» **Given problem**: Draw out every line with the word "browser" from the listing below.

» **Input**:
# # #

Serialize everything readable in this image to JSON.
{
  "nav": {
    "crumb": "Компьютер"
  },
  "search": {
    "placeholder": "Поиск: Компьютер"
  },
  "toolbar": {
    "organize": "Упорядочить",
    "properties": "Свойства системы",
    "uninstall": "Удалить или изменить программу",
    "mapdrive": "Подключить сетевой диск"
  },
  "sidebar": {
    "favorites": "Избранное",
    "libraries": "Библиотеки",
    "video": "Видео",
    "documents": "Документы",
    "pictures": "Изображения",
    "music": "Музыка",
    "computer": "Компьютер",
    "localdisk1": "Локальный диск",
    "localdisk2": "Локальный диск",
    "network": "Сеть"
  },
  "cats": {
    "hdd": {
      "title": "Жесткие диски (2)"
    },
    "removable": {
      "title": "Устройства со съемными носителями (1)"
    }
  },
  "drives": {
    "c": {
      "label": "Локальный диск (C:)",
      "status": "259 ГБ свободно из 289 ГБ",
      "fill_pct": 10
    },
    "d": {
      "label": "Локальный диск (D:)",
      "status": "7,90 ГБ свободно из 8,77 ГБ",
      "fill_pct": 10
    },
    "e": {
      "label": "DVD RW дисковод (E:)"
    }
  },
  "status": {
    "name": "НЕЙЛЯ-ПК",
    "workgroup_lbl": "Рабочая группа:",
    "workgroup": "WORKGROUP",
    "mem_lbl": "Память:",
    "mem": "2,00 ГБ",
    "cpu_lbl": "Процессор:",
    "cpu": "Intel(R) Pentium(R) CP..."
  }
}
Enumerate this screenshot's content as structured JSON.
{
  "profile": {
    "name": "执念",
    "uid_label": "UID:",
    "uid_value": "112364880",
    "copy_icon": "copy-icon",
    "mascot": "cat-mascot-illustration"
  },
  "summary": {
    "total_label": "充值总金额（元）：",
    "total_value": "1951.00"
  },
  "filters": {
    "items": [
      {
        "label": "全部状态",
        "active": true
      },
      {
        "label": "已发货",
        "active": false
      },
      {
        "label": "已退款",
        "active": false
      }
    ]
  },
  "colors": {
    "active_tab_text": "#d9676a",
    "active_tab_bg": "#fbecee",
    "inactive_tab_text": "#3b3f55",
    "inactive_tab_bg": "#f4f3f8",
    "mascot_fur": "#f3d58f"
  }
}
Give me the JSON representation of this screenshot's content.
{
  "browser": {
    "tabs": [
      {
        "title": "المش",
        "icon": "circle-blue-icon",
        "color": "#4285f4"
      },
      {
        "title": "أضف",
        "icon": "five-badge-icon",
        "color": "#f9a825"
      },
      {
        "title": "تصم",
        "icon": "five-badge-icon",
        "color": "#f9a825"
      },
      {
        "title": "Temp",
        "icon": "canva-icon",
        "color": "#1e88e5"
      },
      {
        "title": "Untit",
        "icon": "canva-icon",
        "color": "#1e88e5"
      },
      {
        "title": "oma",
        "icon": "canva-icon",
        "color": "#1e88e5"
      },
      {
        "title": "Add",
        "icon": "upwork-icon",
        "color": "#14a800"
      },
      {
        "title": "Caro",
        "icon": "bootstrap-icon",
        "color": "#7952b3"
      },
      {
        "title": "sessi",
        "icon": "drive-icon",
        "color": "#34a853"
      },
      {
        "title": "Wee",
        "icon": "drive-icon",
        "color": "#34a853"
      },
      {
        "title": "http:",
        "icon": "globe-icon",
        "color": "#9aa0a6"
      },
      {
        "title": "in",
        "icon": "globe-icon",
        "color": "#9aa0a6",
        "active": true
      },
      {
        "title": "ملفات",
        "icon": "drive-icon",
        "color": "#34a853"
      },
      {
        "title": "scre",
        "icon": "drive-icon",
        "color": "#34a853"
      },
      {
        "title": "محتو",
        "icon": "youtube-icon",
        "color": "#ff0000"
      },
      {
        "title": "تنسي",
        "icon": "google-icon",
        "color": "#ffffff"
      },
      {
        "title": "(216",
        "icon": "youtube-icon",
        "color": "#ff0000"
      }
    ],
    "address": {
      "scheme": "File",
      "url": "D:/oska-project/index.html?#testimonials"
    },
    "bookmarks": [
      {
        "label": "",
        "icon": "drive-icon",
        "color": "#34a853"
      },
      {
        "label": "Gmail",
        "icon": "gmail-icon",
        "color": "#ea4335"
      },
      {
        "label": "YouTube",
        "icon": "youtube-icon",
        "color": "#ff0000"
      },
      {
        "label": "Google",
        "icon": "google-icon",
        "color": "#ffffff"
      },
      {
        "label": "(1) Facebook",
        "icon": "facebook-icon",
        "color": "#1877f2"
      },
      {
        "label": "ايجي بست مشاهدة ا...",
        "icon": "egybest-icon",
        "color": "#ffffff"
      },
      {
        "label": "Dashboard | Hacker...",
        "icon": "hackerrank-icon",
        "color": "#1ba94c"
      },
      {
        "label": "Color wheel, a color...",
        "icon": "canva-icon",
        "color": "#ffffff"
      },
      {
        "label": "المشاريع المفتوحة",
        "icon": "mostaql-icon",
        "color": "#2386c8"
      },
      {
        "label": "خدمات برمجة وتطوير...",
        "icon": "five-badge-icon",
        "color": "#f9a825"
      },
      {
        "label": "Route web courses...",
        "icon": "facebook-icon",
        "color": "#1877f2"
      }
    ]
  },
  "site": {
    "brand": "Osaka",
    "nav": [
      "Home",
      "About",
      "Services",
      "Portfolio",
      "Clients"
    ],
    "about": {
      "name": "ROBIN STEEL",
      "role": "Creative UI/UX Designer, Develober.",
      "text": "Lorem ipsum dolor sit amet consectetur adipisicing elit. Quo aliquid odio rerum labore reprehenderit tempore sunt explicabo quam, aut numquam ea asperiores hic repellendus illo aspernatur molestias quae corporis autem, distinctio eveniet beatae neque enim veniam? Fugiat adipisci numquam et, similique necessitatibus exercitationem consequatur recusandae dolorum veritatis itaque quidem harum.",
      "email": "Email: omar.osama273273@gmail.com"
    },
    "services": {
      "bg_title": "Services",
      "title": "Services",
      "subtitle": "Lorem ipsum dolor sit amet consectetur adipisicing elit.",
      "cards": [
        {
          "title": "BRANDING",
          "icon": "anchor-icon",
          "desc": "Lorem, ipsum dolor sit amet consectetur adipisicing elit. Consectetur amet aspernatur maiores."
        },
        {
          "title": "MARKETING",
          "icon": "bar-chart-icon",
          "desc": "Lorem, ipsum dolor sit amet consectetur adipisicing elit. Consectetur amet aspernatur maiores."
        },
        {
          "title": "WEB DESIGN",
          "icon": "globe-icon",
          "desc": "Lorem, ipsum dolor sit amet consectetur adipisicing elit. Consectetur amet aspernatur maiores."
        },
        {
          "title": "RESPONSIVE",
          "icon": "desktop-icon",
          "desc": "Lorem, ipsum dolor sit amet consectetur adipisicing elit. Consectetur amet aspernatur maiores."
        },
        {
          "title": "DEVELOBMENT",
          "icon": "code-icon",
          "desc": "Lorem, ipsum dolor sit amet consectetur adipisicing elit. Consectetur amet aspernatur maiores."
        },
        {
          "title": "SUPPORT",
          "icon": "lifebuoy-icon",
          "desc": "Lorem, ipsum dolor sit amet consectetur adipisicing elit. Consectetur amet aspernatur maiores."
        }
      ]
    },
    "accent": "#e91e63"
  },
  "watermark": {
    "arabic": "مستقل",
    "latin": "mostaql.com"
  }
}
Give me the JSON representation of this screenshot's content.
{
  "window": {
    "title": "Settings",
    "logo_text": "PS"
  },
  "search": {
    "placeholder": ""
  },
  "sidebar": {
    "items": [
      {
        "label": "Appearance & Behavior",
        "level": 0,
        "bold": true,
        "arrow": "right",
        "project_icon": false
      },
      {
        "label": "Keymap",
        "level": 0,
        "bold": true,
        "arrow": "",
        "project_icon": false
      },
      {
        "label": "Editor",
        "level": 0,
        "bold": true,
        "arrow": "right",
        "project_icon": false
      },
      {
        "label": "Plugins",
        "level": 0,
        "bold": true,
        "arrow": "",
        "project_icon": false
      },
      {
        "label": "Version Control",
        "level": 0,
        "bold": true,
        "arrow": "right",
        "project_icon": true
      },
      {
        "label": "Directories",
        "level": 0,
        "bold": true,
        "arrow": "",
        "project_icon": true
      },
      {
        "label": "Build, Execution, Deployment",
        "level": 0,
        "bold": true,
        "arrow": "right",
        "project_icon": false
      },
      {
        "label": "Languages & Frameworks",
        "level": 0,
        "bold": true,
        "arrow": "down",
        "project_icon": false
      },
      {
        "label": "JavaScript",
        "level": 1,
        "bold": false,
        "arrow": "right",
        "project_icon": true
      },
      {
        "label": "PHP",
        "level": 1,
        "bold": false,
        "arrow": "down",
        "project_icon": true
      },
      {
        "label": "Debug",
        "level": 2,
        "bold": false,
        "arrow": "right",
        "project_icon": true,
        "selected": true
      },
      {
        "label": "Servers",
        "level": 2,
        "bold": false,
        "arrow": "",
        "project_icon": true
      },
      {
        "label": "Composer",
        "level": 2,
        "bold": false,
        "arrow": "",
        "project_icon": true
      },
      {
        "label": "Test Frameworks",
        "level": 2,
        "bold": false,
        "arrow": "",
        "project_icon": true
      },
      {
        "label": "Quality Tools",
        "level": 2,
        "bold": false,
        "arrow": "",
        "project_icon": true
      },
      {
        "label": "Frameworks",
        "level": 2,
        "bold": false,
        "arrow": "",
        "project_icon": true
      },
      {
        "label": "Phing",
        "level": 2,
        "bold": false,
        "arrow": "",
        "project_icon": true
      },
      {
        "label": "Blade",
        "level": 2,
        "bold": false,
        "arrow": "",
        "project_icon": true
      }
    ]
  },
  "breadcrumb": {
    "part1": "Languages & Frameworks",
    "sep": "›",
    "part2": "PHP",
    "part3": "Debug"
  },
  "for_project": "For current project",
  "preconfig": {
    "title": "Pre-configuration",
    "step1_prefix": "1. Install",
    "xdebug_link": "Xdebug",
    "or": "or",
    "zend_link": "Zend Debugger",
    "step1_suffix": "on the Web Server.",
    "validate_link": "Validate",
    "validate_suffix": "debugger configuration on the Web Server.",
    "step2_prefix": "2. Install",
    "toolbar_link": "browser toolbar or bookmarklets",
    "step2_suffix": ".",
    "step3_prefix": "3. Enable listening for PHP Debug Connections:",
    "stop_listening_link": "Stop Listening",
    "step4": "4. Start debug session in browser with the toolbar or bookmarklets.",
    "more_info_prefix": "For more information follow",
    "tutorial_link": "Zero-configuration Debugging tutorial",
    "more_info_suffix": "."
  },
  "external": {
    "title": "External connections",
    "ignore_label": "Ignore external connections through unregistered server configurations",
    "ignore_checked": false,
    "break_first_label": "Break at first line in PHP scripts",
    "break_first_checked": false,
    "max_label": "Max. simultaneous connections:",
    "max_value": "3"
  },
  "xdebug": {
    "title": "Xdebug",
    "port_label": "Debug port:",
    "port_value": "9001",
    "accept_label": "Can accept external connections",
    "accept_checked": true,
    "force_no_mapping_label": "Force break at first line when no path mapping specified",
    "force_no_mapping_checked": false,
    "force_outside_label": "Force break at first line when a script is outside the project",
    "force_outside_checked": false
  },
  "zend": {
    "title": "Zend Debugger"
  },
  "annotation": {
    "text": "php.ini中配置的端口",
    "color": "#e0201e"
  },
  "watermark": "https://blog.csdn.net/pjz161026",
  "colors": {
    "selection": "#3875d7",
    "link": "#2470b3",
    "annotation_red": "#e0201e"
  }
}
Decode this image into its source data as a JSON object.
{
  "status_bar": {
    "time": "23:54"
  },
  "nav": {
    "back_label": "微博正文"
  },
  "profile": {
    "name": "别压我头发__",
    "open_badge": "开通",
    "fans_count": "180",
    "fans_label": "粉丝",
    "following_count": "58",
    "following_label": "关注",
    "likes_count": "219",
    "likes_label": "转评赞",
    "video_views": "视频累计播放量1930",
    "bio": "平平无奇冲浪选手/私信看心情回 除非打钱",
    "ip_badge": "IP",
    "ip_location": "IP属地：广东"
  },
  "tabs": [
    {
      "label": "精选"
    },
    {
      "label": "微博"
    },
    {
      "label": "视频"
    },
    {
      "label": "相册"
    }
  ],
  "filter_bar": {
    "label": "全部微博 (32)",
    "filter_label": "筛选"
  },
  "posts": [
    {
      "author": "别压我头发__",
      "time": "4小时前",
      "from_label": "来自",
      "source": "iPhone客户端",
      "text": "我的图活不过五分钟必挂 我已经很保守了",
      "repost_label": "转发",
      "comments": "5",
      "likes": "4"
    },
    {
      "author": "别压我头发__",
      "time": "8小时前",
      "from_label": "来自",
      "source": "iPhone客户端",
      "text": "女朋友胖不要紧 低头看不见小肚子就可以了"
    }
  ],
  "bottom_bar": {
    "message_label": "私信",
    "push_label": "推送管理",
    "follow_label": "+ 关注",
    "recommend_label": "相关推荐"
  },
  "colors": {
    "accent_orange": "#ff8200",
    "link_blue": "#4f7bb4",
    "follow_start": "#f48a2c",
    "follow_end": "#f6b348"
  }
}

# # #

» **Finished answer**:
  "browser": {
    "toolbar_link": "browser toolbar or bookmarklets",
    "step4": "4. Start debug session in browser with the toolbar or bookmarklets.",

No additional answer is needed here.